◆ Ziel der Aufgabe 1
Mit welchem Werkzeug sollen die Benutzer laut dem Textabschnitt unter Linux angelegt werden?

◆ Textabschnitt

============

# Zugriff auf Samba verweigert



## Budda (17. September 2004)

Hallo.

Ich bin hier bei mir auf der Arbeit und hier steht ein SuSE 8.1 Samba-Server rum, der eigentlich nicht genutzt wird. Er scheint fertig konfiguriert zu sein, nur leider bekomme ich keinen Zugriff von meinem Win2000-Client :-/ Wenn ich auf das Linux-Share zugreifen will kommt das Authentifizierungs-Applet, nur komme ich nicht durch "Falsches Konto oder unbekannter Benutzername für ...".

Kann mir da irgendjemand weiterhelfen? Falls noch jemand weitere Informationen braucht, einfach bescheid sagen.

Danke, Budda


----------



## Mbnightmare (17. September 2004)

Das gehört in´s Linux Forum.
Man muß auf einem Samba-Server noch erst die Benutzer anlegen mit Paßwort.
Der muß unter Linux existieren und noch als SMB-User. Sonst kommst du da nicht rauf. 
Einfach unter Yast Benutzer anlegen und dann in der Konsole den SMB-User anlegen so wie dein Anmeldename unter Windows ist.


----------

============

◆ Einträge
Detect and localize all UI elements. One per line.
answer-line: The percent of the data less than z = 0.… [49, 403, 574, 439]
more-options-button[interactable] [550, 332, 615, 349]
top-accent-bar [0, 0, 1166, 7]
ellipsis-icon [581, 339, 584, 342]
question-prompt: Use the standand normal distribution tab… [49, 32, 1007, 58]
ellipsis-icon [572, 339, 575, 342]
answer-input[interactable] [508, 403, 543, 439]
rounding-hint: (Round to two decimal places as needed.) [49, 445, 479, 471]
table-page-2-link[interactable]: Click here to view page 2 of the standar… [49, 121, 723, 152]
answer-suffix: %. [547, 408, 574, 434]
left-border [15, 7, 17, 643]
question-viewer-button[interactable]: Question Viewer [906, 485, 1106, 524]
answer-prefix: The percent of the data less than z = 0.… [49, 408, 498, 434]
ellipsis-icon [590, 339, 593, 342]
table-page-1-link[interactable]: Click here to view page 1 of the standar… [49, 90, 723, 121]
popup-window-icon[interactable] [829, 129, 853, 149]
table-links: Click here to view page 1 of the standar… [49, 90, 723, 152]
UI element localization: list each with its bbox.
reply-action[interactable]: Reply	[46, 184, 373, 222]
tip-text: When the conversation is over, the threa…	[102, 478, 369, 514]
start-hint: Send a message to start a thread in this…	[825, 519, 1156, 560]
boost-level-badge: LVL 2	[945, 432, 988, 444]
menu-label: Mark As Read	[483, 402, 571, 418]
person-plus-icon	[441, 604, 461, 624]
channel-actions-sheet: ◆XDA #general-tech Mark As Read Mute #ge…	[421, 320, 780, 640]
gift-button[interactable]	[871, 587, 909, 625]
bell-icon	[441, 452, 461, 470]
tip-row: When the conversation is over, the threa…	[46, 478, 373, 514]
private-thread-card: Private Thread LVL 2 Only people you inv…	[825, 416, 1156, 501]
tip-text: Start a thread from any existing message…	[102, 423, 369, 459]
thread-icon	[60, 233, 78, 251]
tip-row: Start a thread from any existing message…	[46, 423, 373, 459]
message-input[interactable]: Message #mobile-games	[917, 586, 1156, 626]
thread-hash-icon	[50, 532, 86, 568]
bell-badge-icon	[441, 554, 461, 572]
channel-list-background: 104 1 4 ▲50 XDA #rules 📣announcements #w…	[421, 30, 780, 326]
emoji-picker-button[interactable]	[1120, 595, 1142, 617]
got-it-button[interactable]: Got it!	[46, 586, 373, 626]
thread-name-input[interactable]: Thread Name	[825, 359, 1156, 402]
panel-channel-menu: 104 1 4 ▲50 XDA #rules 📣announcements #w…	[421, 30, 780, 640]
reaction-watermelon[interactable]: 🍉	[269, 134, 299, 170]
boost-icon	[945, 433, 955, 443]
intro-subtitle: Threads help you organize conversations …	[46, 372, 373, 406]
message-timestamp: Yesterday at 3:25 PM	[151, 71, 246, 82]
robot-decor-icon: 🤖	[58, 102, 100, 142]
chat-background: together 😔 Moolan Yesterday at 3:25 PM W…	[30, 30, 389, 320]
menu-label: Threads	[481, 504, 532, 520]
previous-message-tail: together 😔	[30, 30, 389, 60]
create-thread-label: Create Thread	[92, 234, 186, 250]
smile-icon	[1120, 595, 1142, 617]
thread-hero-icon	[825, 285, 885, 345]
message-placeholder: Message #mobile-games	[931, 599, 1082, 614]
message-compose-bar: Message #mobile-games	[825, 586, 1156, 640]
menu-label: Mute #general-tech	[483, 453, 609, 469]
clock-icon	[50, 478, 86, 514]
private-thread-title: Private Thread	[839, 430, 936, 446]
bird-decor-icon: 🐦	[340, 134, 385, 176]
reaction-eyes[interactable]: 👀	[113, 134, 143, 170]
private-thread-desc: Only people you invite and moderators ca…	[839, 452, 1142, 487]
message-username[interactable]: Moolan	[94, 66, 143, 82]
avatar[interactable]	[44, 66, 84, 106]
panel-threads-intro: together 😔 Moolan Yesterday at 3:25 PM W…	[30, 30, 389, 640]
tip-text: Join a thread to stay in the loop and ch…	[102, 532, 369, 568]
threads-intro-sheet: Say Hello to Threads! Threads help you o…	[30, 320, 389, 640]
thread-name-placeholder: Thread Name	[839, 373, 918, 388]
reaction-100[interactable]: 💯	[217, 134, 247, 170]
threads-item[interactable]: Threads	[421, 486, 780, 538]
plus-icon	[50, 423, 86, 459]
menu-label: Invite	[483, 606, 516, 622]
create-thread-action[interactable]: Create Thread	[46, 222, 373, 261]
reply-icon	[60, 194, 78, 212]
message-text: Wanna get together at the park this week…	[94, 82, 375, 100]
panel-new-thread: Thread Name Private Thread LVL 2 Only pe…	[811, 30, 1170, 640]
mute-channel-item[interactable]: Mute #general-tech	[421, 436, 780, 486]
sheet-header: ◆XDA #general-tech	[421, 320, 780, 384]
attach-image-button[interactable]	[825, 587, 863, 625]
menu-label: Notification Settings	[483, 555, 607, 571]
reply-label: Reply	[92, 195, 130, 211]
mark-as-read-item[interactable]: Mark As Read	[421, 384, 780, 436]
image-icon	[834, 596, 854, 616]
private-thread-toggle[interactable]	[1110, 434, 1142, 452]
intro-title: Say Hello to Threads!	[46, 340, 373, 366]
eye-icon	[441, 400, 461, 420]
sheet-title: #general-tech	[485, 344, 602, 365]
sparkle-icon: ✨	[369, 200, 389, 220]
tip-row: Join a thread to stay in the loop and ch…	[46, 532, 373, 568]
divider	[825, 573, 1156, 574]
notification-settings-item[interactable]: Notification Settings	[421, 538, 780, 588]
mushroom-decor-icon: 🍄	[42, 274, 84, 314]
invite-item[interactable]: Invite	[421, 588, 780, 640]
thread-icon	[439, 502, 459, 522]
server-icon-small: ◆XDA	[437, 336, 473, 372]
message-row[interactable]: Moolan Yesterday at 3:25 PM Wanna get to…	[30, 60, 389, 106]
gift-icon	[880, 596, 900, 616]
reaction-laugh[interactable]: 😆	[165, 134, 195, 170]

============

◆ Ziel der Aufgabe 2
Nenne alle Zeilen aus den Einträgen, in denen die Zeichenfolge "Create" vorkommt, und übernimm sie unverändert. Groß- und Kleinschreibung ist dabei zu beachten.

◆ Antwort 1
Mit Yast.

◆ Antwort 2
create-thread-label: Create Thread	[92, 234, 186, 250]
create-thread-action[interactable]: Create Thread	[46, 222, 373, 261]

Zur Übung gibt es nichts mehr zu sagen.